#### WORK INSTRUCTIONS
Which lines below hold the word "title"? Copy all of them.

#### DATA SUPPLIED
************

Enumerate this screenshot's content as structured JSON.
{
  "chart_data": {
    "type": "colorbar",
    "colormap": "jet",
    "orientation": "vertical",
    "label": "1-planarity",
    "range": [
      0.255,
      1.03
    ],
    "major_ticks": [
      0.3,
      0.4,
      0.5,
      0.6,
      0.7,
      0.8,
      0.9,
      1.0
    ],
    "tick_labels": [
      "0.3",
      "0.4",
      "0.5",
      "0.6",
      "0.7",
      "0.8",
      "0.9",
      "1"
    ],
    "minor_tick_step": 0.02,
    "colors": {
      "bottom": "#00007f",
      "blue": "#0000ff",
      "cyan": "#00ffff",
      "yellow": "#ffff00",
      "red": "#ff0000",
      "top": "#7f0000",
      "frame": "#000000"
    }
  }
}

************

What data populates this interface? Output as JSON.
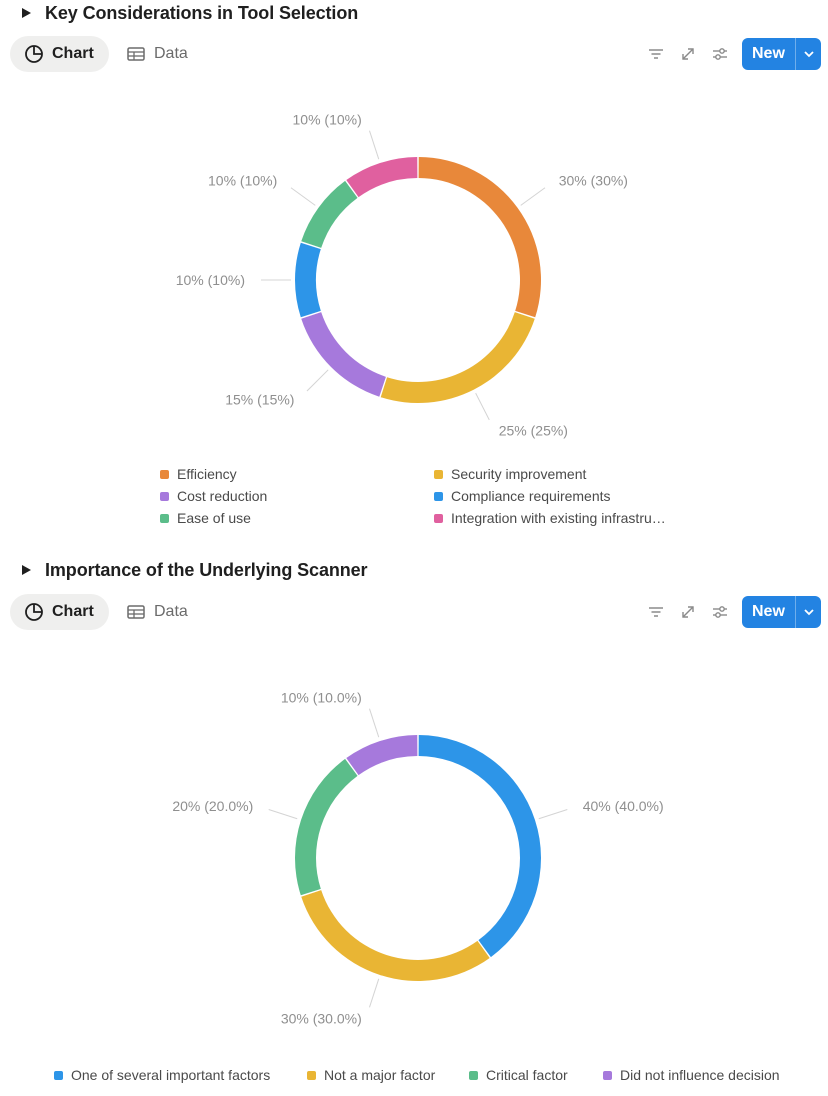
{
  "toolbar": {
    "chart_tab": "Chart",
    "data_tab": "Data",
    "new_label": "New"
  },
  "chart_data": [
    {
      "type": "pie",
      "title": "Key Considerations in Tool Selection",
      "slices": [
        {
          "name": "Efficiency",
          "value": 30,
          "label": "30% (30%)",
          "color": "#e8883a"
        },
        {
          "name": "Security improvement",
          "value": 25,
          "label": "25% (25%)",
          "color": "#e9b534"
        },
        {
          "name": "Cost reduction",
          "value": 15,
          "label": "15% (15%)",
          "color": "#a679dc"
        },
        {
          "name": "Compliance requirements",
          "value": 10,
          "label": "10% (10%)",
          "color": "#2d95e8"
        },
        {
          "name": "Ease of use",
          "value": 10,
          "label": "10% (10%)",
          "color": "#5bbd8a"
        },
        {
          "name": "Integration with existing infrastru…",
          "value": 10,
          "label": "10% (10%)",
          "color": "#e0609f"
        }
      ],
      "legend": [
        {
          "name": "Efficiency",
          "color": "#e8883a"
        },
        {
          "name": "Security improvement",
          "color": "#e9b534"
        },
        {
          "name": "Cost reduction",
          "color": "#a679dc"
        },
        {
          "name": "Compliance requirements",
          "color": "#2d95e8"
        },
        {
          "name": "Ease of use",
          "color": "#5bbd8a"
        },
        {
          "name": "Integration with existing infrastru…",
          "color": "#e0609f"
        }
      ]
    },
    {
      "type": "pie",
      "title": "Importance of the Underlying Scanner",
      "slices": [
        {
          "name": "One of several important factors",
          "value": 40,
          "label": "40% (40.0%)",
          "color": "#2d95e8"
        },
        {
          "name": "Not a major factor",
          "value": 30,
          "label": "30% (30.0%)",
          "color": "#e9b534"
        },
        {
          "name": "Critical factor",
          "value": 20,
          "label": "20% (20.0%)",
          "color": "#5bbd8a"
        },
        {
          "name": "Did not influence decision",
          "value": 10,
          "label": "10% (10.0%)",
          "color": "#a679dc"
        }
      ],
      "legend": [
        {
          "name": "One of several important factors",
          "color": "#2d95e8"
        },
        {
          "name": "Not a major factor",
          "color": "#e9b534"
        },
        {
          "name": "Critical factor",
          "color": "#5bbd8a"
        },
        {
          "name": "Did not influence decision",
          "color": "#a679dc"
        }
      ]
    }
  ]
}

************

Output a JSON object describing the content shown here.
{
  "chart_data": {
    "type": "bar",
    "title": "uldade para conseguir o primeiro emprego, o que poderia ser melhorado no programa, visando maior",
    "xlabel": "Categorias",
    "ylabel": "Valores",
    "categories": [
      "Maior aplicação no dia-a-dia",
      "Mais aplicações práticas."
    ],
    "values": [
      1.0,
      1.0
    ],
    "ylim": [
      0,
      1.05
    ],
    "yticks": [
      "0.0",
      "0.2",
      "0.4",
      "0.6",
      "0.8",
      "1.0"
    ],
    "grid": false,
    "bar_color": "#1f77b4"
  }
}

************

#### TASK RESPONSE
      "title": "Key Considerations in Tool Selection",
      "title": "Importance of the Underlying Scanner",
    "title": "uldade para conseguir o primeiro emprego, o que poderia ser melhorado no programa, visando maior",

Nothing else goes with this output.